- _WORK TO COMPLETE_: Write the data out again, character for character, with no images.

- _EXERCISE DATA_:
"""
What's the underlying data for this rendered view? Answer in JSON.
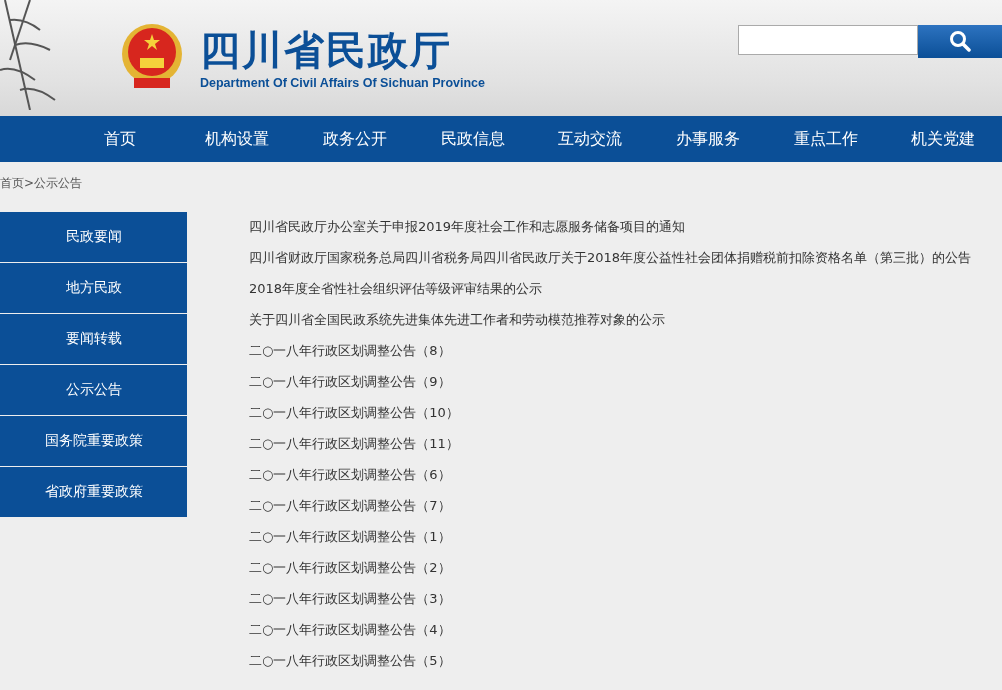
{
  "header": {
    "title": "四川省民政厅",
    "subtitle": "Department Of Civil Affairs Of Sichuan Province"
  },
  "nav": [
    "首页",
    "机构设置",
    "政务公开",
    "民政信息",
    "互动交流",
    "办事服务",
    "重点工作",
    "机关党建"
  ],
  "breadcrumb": {
    "items": [
      "首页",
      "公示公告"
    ],
    "separator": ">"
  },
  "sidebar": [
    "民政要闻",
    "地方民政",
    "要闻转载",
    "公示公告",
    "国务院重要政策",
    "省政府重要政策"
  ],
  "articles": [
    "四川省民政厅办公室关于申报2019年度社会工作和志愿服务储备项目的通知",
    "四川省财政厅国家税务总局四川省税务局四川省民政厅关于2018年度公益性社会团体捐赠税前扣除资格名单（第三批）的公告",
    "2018年度全省性社会组织评估等级评审结果的公示",
    "关于四川省全国民政系统先进集体先进工作者和劳动模范推荐对象的公示",
    "二○一八年行政区划调整公告（8）",
    "二○一八年行政区划调整公告（9）",
    "二○一八年行政区划调整公告（10）",
    "二○一八年行政区划调整公告（11）",
    "二○一八年行政区划调整公告（6）",
    "二○一八年行政区划调整公告（7）",
    "二○一八年行政区划调整公告（1）",
    "二○一八年行政区划调整公告（2）",
    "二○一八年行政区划调整公告（3）",
    "二○一八年行政区划调整公告（4）",
    "二○一八年行政区划调整公告（5）"
  ]
}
"""
- _FULL SOLUTION_:
What's the underlying data for this rendered view? Answer in JSON.
{
  "header": {
    "title": "四川省民政厅",
    "subtitle": "Department Of Civil Affairs Of Sichuan Province"
  },
  "nav": [
    "首页",
    "机构设置",
    "政务公开",
    "民政信息",
    "互动交流",
    "办事服务",
    "重点工作",
    "机关党建"
  ],
  "breadcrumb": {
    "items": [
      "首页",
      "公示公告"
    ],
    "separator": ">"
  },
  "sidebar": [
    "民政要闻",
    "地方民政",
    "要闻转载",
    "公示公告",
    "国务院重要政策",
    "省政府重要政策"
  ],
  "articles": [
    "四川省民政厅办公室关于申报2019年度社会工作和志愿服务储备项目的通知",
    "四川省财政厅国家税务总局四川省税务局四川省民政厅关于2018年度公益性社会团体捐赠税前扣除资格名单（第三批）的公告",
    "2018年度全省性社会组织评估等级评审结果的公示",
    "关于四川省全国民政系统先进集体先进工作者和劳动模范推荐对象的公示",
    "二○一八年行政区划调整公告（8）",
    "二○一八年行政区划调整公告（9）",
    "二○一八年行政区划调整公告（10）",
    "二○一八年行政区划调整公告（11）",
    "二○一八年行政区划调整公告（6）",
    "二○一八年行政区划调整公告（7）",
    "二○一八年行政区划调整公告（1）",
    "二○一八年行政区划调整公告（2）",
    "二○一八年行政区划调整公告（3）",
    "二○一八年行政区划调整公告（4）",
    "二○一八年行政区划调整公告（5）"
  ]
}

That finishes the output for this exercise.